[The exercise]
Gather from the material every line that contains the string "theo".

(Stored data entries)
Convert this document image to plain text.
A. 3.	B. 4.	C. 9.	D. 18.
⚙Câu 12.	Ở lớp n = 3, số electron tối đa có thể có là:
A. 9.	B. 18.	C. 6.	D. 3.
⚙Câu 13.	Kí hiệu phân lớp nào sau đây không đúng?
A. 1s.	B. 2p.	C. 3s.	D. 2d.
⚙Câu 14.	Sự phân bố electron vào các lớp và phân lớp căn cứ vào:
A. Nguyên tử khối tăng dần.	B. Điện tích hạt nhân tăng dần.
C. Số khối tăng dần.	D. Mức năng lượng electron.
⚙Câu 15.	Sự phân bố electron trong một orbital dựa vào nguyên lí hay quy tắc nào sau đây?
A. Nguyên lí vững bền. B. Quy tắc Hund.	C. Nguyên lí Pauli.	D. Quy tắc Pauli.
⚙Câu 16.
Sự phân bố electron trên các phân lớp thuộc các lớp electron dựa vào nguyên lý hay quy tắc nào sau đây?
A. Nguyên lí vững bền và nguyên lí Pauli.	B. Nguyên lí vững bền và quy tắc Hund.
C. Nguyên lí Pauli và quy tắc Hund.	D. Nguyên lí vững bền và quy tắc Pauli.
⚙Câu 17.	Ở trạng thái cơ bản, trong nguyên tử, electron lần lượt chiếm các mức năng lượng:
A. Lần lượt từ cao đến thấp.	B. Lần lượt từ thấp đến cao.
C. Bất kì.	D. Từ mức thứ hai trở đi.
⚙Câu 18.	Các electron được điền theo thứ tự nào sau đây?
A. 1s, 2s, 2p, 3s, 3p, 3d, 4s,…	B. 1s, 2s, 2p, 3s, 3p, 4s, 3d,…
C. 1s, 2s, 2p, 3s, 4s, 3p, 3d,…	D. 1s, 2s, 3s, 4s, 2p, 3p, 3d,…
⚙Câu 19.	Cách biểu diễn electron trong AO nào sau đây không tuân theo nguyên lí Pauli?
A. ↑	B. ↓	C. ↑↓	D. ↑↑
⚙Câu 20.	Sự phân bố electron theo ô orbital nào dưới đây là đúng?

[Output for this exercise]
⚙Câu 18.	Các electron được điền theo thứ tự nào sau đây?
⚙Câu 19.	Cách biểu diễn electron trong AO nào sau đây không tuân theo nguyên lí Pauli?
⚙Câu 20.	Sự phân bố electron theo ô orbital nào dưới đây là đúng?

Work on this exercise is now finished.